#### [AIM OF THE TASK]
Gather up the lines with the word "swaths" in them.

== RECORDED DATA ==

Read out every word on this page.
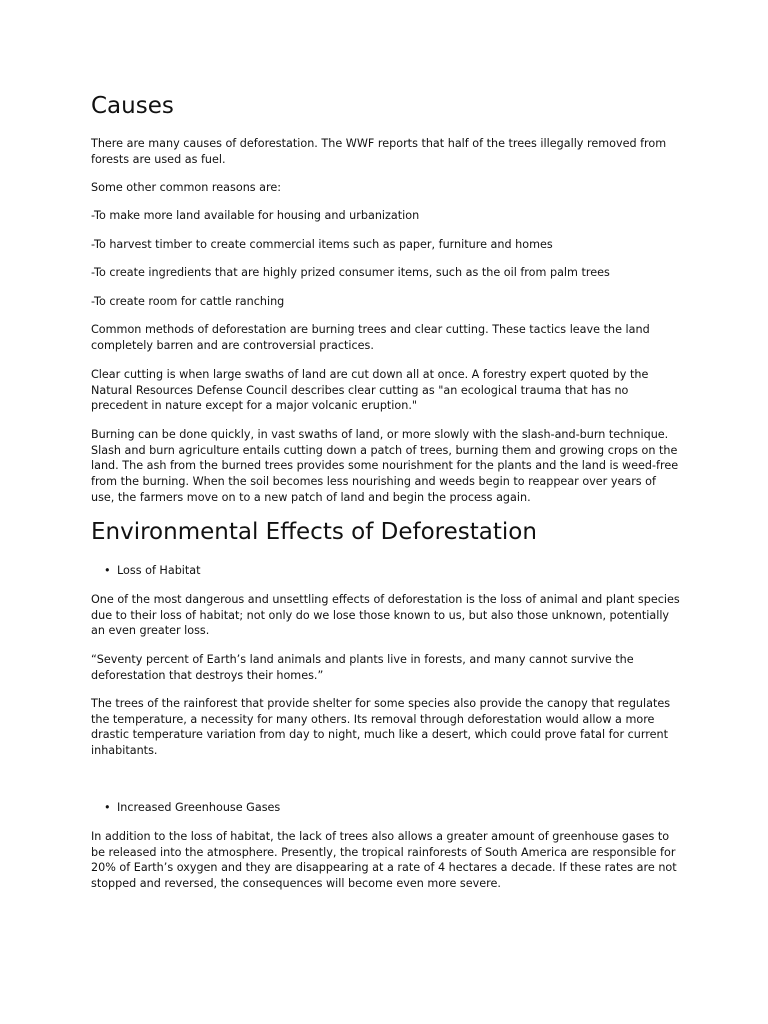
Causes

There are many causes of deforestation. The WWF reports that half of the trees illegally removed from forests are used as fuel.

Some other common reasons are:

-To make more land available for housing and urbanization

-To harvest timber to create commercial items such as paper, furniture and homes

-To create ingredients that are highly prized consumer items, such as the oil from palm trees

-To create room for cattle ranching

Common methods of deforestation are burning trees and clear cutting. These tactics leave the land completely barren and are controversial practices.

Clear cutting is when large swaths of land are cut down all at once. A forestry expert quoted by the Natural Resources Defense Council describes clear cutting as "an ecological trauma that has no precedent in nature except for a major volcanic eruption."

Burning can be done quickly, in vast swaths of land, or more slowly with the slash-and-burn technique. Slash and burn agriculture entails cutting down a patch of trees, burning them and growing crops on the land. The ash from the burned trees provides some nourishment for the plants and the land is weed-free from the burning. When the soil becomes less nourishing and weeds begin to reappear over years of use, the farmers move on to a new patch of land and begin the process again.

Environmental Effects of Deforestation
• Loss of Habitat

One of the most dangerous and unsettling effects of deforestation is the loss of animal and plant species due to their loss of habitat; not only do we lose those known to us, but also those unknown, potentially an even greater loss.

“Seventy percent of Earth’s land animals and plants live in forests, and many cannot survive the deforestation that destroys their homes.”

The trees of the rainforest that provide shelter for some species also provide the canopy that regulates the temperature, a necessity for many others. Its removal through deforestation would allow a more drastic temperature variation from day to night, much like a desert, which could prove fatal for current inhabitants.

• Increased Greenhouse Gases

In addition to the loss of habitat, the lack of trees also allows a greater amount of greenhouse gases to be released into the atmosphere. Presently, the tropical rainforests of South America are responsible for 20% of Earth’s oxygen and they are disappearing at a rate of 4 hectares a decade. If these rates are not stopped and reversed, the consequences will become even more severe.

===

#### [SOLUTION FOR THIS EXERCISE]
Clear cutting is when large swaths of land are cut down all at once. A forestry expert quoted by the Natural Resources Defense Council describes clear cutting as "an ecological trauma that has no precedent in nature except for a major volcanic eruption."
Burning can be done quickly, in vast swaths of land, or more slowly with the slash-and-burn technique. Slash and burn agriculture entails cutting down a patch of trees, burning them and growing crops on the land. The ash from the burned trees provides some nourishment for the plants and the land is weed-free from the burning. When the soil becomes less nourishing and weeds begin to reappear over years of use, the farmers move on to a new patch of land and begin the process again.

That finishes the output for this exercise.